- **STATED TASK**: Print the listing that follows, character for character.

──────── GIVEN DATA ────────

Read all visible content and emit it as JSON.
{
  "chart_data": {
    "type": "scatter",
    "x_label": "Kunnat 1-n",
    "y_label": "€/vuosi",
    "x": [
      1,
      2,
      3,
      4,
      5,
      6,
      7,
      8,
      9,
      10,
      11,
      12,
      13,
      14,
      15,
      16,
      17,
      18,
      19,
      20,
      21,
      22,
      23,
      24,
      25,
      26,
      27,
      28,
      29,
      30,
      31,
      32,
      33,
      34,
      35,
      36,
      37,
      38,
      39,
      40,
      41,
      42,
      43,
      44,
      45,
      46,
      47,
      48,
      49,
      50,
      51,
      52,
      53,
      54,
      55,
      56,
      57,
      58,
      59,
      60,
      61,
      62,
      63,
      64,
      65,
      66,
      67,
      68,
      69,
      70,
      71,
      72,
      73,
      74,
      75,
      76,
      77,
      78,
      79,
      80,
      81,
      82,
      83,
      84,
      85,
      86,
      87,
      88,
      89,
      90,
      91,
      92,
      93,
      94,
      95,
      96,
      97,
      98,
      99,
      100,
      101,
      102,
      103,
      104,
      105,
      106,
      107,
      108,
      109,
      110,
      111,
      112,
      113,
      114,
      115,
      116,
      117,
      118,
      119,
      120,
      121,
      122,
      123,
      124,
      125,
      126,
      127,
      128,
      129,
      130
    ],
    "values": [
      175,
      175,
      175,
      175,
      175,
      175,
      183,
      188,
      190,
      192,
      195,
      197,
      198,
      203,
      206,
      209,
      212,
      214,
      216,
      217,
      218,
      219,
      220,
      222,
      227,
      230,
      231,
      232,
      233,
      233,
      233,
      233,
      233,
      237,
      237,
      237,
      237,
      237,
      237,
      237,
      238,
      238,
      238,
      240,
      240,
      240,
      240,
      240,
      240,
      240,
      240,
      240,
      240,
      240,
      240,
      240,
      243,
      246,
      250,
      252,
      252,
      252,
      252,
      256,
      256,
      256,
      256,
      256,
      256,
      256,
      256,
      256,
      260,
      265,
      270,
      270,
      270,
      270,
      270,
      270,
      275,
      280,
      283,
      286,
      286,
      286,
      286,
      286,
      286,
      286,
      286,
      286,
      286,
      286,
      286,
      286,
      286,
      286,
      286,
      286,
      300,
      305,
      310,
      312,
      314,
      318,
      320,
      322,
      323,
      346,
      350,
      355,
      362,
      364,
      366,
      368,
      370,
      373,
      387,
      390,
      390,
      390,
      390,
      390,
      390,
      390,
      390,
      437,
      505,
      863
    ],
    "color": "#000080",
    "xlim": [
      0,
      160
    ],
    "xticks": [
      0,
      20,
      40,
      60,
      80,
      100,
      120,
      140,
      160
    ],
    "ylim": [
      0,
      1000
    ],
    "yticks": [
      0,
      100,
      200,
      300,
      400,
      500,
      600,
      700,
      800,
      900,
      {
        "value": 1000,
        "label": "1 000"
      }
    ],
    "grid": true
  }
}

────────

- **CORRECT ANSWER**:
Read all visible content and emit it as JSON.
{
  "chart_data": {
    "type": "scatter",
    "x_label": "Kunnat 1-n",
    "y_label": "€/vuosi",
    "x": [
      1,
      2,
      3,
      4,
      5,
      6,
      7,
      8,
      9,
      10,
      11,
      12,
      13,
      14,
      15,
      16,
      17,
      18,
      19,
      20,
      21,
      22,
      23,
      24,
      25,
      26,
      27,
      28,
      29,
      30,
      31,
      32,
      33,
      34,
      35,
      36,
      37,
      38,
      39,
      40,
      41,
      42,
      43,
      44,
      45,
      46,
      47,
      48,
      49,
      50,
      51,
      52,
      53,
      54,
      55,
      56,
      57,
      58,
      59,
      60,
      61,
      62,
      63,
      64,
      65,
      66,
      67,
      68,
      69,
      70,
      71,
      72,
      73,
      74,
      75,
      76,
      77,
      78,
      79,
      80,
      81,
      82,
      83,
      84,
      85,
      86,
      87,
      88,
      89,
      90,
      91,
      92,
      93,
      94,
      95,
      96,
      97,
      98,
      99,
      100,
      101,
      102,
      103,
      104,
      105,
      106,
      107,
      108,
      109,
      110,
      111,
      112,
      113,
      114,
      115,
      116,
      117,
      118,
      119,
      120,
      121,
      122,
      123,
      124,
      125,
      126,
      127,
      128,
      129,
      130
    ],
    "values": [
      175,
      175,
      175,
      175,
      175,
      175,
      183,
      188,
      190,
      192,
      195,
      197,
      198,
      203,
      206,
      209,
      212,
      214,
      216,
      217,
      218,
      219,
      220,
      222,
      227,
      230,
      231,
      232,
      233,
      233,
      233,
      233,
      233,
      237,
      237,
      237,
      237,
      237,
      237,
      237,
      238,
      238,
      238,
      240,
      240,
      240,
      240,
      240,
      240,
      240,
      240,
      240,
      240,
      240,
      240,
      240,
      243,
      246,
      250,
      252,
      252,
      252,
      252,
      256,
      256,
      256,
      256,
      256,
      256,
      256,
      256,
      256,
      260,
      265,
      270,
      270,
      270,
      270,
      270,
      270,
      275,
      280,
      283,
      286,
      286,
      286,
      286,
      286,
      286,
      286,
      286,
      286,
      286,
      286,
      286,
      286,
      286,
      286,
      286,
      286,
      300,
      305,
      310,
      312,
      314,
      318,
      320,
      322,
      323,
      346,
      350,
      355,
      362,
      364,
      366,
      368,
      370,
      373,
      387,
      390,
      390,
      390,
      390,
      390,
      390,
      390,
      390,
      437,
      505,
      863
    ],
    "color": "#000080",
    "xlim": [
      0,
      160
    ],
    "xticks": [
      0,
      20,
      40,
      60,
      80,
      100,
      120,
      140,
      160
    ],
    "ylim": [
      0,
      1000
    ],
    "yticks": [
      0,
      100,
      200,
      300,
      400,
      500,
      600,
      700,
      800,
      900,
      {
        "value": 1000,
        "label": "1 000"
      }
    ],
    "grid": true
  }
}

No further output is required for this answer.